THE TASK — Locate every line that holds the string "SMTP" and copy it.
* START INFORMATION SHOWN *
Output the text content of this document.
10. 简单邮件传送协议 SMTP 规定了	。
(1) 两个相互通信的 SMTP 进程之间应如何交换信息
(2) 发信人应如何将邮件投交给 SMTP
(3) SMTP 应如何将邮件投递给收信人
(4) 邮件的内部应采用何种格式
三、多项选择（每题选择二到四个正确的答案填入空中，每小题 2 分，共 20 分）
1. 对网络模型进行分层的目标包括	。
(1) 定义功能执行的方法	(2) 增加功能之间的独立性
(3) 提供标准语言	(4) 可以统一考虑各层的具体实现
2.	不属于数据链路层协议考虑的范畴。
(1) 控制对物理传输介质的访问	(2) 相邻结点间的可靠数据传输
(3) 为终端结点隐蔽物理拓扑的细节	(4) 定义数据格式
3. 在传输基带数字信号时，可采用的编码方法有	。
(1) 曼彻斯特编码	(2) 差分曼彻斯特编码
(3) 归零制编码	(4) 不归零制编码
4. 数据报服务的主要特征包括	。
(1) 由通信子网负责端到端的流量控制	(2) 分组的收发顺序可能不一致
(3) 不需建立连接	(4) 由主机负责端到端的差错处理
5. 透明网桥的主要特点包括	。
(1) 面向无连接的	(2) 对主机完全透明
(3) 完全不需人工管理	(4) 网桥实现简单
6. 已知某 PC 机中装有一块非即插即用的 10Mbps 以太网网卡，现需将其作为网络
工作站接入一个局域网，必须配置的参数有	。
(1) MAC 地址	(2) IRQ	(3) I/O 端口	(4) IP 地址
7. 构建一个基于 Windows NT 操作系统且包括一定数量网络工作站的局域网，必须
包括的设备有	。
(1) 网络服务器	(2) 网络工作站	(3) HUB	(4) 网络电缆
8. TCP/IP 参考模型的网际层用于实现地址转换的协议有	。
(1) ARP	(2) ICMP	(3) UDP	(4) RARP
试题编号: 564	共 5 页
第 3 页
* END INFORMATION SHOWN *
EXERCISE RESPONSE —
10. 简单邮件传送协议 SMTP 规定了	。
(1) 两个相互通信的 SMTP 进程之间应如何交换信息
(2) 发信人应如何将邮件投交给 SMTP
(3) SMTP 应如何将邮件投递给收信人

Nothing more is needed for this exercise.